◆ EXERCISE ◆
Show every line that has the string "triangle" in it.

◆ TASK INPUTS ◆
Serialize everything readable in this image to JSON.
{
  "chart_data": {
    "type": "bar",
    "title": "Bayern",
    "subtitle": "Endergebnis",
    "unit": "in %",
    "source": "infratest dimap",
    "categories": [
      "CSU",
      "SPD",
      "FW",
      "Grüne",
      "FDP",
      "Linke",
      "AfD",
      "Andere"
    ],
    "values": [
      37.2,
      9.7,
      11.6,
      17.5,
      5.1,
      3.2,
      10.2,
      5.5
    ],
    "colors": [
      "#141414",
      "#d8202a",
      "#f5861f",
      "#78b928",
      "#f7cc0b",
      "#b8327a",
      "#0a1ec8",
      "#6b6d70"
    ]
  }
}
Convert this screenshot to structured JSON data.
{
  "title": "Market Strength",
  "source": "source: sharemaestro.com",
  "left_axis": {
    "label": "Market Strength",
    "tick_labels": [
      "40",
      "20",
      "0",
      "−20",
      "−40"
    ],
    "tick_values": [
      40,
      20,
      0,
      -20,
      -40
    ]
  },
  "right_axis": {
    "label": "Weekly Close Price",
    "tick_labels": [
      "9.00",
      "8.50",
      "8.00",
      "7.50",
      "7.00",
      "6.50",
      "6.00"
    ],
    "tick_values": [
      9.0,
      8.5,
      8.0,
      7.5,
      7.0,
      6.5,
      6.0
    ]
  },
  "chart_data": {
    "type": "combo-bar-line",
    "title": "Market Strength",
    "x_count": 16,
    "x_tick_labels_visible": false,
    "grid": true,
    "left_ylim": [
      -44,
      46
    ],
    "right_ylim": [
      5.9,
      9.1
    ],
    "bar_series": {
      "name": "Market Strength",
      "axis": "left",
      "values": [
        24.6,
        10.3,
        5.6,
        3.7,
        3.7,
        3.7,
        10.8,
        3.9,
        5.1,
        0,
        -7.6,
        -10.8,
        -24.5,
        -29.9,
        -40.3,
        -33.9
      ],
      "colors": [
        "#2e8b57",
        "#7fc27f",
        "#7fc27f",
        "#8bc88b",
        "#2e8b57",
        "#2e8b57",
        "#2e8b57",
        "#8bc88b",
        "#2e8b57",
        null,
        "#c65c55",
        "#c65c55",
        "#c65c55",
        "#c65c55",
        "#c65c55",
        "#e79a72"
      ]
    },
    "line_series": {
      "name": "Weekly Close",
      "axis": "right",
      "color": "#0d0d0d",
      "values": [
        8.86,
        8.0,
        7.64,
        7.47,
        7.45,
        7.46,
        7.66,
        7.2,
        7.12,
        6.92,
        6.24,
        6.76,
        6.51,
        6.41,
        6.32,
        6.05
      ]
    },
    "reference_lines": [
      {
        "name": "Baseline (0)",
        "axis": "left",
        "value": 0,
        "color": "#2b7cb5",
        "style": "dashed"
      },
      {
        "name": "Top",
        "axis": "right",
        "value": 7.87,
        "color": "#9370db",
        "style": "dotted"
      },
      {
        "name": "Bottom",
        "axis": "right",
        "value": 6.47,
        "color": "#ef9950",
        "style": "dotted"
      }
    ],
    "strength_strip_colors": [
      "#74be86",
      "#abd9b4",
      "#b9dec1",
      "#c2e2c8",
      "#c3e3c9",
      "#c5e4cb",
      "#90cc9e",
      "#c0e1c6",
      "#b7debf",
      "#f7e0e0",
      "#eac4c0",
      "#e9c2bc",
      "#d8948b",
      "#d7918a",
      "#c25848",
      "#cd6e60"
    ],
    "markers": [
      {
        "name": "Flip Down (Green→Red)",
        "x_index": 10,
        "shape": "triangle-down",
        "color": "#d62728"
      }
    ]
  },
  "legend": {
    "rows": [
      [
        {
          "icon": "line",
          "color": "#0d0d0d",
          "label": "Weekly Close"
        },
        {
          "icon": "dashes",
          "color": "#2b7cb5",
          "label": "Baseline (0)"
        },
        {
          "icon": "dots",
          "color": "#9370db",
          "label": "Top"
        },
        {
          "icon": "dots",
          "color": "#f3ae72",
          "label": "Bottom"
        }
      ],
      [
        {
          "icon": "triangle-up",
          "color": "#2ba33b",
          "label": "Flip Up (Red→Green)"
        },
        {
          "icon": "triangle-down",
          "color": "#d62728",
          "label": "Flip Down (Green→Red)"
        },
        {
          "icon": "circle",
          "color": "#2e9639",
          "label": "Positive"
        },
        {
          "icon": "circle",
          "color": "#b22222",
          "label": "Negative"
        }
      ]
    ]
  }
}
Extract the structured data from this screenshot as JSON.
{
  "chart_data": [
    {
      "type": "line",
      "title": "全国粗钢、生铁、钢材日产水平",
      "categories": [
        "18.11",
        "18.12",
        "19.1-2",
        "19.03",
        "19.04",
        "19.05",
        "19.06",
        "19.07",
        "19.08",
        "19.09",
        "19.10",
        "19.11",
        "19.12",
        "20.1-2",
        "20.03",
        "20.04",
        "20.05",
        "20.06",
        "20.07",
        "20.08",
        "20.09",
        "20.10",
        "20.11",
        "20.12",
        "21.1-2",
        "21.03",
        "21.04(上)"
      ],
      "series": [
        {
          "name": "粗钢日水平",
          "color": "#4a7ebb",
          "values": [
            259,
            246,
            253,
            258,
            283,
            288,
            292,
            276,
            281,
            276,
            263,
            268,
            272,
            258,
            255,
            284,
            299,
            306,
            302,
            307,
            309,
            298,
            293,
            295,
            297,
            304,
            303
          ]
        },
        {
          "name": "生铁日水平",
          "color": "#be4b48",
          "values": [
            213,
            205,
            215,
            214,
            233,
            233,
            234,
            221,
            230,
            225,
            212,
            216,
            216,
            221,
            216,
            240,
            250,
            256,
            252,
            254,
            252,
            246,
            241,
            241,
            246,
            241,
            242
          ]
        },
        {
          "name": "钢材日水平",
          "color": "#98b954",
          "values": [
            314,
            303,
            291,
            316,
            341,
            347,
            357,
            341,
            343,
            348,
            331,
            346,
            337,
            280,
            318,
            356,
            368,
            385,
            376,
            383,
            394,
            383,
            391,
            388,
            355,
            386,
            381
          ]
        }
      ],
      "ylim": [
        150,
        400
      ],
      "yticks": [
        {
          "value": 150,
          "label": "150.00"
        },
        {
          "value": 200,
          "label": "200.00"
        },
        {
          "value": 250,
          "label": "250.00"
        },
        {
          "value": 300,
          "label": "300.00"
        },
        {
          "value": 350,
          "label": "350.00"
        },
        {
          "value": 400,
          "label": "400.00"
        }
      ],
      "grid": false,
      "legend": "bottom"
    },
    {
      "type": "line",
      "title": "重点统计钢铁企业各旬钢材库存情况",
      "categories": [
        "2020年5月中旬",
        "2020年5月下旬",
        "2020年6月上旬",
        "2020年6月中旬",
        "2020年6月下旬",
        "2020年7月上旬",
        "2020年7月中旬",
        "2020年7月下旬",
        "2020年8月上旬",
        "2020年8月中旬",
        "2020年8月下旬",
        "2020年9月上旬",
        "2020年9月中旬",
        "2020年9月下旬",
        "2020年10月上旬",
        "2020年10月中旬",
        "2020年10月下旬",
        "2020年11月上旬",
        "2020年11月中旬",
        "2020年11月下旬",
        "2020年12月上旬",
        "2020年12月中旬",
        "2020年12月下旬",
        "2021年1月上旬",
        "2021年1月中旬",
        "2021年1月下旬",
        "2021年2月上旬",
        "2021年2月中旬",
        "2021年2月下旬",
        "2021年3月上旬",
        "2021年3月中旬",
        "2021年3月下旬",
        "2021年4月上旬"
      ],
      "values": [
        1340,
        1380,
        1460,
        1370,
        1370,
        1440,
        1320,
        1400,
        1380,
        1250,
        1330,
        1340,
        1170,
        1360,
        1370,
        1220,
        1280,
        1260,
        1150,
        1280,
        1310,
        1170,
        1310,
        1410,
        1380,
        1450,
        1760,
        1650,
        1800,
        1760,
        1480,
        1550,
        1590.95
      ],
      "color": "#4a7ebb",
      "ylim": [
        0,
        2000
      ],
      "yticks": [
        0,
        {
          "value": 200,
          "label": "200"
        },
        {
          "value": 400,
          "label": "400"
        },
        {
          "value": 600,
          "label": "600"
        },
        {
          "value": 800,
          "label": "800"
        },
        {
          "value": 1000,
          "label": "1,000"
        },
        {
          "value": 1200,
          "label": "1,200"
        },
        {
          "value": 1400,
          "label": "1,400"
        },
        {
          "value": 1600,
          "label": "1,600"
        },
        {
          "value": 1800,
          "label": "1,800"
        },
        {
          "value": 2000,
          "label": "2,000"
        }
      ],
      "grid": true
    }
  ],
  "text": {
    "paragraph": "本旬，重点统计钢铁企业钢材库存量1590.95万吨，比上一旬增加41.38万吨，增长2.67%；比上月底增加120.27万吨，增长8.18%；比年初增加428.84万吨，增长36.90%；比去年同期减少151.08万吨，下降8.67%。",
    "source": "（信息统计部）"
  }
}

◆ CORRECT RESULT ◆
        "shape": "triangle-down",
          "icon": "triangle-up",
          "icon": "triangle-down",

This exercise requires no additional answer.